--- begin Dataset records ---

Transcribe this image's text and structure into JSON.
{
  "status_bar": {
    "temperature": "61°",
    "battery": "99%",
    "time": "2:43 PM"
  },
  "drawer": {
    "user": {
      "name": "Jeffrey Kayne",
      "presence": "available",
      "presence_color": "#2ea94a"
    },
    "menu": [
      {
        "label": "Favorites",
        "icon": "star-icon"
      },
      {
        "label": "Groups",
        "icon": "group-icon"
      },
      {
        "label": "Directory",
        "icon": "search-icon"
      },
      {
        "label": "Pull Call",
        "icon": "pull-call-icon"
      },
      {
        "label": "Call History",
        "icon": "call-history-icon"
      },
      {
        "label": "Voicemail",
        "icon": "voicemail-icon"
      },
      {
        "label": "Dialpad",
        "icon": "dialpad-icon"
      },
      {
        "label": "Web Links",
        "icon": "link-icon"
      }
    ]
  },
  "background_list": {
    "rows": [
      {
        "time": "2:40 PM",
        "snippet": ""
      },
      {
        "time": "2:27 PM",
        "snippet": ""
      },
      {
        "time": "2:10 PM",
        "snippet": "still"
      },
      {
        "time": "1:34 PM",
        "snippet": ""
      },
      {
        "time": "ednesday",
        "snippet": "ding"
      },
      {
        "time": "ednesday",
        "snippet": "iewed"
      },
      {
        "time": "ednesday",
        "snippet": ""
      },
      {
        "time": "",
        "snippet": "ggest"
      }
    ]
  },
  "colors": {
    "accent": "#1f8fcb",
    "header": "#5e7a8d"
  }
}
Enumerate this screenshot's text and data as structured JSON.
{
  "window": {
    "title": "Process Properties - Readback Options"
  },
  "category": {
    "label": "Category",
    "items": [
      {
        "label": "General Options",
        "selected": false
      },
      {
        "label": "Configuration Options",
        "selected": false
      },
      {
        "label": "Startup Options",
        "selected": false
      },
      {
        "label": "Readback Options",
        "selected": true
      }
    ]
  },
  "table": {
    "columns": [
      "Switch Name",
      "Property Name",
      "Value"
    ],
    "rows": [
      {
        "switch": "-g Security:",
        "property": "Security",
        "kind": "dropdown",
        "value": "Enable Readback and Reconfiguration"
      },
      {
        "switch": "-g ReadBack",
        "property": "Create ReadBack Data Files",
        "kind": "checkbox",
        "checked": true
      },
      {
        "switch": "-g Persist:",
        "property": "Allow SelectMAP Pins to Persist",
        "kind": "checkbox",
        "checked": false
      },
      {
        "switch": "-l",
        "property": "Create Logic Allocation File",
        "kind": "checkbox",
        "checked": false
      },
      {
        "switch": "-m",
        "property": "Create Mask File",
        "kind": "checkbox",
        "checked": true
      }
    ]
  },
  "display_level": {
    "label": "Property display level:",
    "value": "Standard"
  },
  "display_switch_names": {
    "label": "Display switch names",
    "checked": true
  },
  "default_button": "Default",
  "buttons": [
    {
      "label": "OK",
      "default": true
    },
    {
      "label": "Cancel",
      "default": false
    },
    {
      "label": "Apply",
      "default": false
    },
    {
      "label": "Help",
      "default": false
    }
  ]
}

--- end Dataset records ---

- Work to be completed
Write the data out again in full and exactly.

- Task output
Transcribe this image's text and structure into JSON.
{
  "status_bar": {
    "temperature": "61°",
    "battery": "99%",
    "time": "2:43 PM"
  },
  "drawer": {
    "user": {
      "name": "Jeffrey Kayne",
      "presence": "available",
      "presence_color": "#2ea94a"
    },
    "menu": [
      {
        "label": "Favorites",
        "icon": "star-icon"
      },
      {
        "label": "Groups",
        "icon": "group-icon"
      },
      {
        "label": "Directory",
        "icon": "search-icon"
      },
      {
        "label": "Pull Call",
        "icon": "pull-call-icon"
      },
      {
        "label": "Call History",
        "icon": "call-history-icon"
      },
      {
        "label": "Voicemail",
        "icon": "voicemail-icon"
      },
      {
        "label": "Dialpad",
        "icon": "dialpad-icon"
      },
      {
        "label": "Web Links",
        "icon": "link-icon"
      }
    ]
  },
  "background_list": {
    "rows": [
      {
        "time": "2:40 PM",
        "snippet": ""
      },
      {
        "time": "2:27 PM",
        "snippet": ""
      },
      {
        "time": "2:10 PM",
        "snippet": "still"
      },
      {
        "time": "1:34 PM",
        "snippet": ""
      },
      {
        "time": "ednesday",
        "snippet": "ding"
      },
      {
        "time": "ednesday",
        "snippet": "iewed"
      },
      {
        "time": "ednesday",
        "snippet": ""
      },
      {
        "time": "",
        "snippet": "ggest"
      }
    ]
  },
  "colors": {
    "accent": "#1f8fcb",
    "header": "#5e7a8d"
  }
}
Enumerate this screenshot's text and data as structured JSON.
{
  "window": {
    "title": "Process Properties - Readback Options"
  },
  "category": {
    "label": "Category",
    "items": [
      {
        "label": "General Options",
        "selected": false
      },
      {
        "label": "Configuration Options",
        "selected": false
      },
      {
        "label": "Startup Options",
        "selected": false
      },
      {
        "label": "Readback Options",
        "selected": true
      }
    ]
  },
  "table": {
    "columns": [
      "Switch Name",
      "Property Name",
      "Value"
    ],
    "rows": [
      {
        "switch": "-g Security:",
        "property": "Security",
        "kind": "dropdown",
        "value": "Enable Readback and Reconfiguration"
      },
      {
        "switch": "-g ReadBack",
        "property": "Create ReadBack Data Files",
        "kind": "checkbox",
        "checked": true
      },
      {
        "switch": "-g Persist:",
        "property": "Allow SelectMAP Pins to Persist",
        "kind": "checkbox",
        "checked": false
      },
      {
        "switch": "-l",
        "property": "Create Logic Allocation File",
        "kind": "checkbox",
        "checked": false
      },
      {
        "switch": "-m",
        "property": "Create Mask File",
        "kind": "checkbox",
        "checked": true
      }
    ]
  },
  "display_level": {
    "label": "Property display level:",
    "value": "Standard"
  },
  "display_switch_names": {
    "label": "Display switch names",
    "checked": true
  },
  "default_button": "Default",
  "buttons": [
    {
      "label": "OK",
      "default": true
    },
    {
      "label": "Cancel",
      "default": false
    },
    {
      "label": "Apply",
      "default": false
    },
    {
      "label": "Help",
      "default": false
    }
  ]
}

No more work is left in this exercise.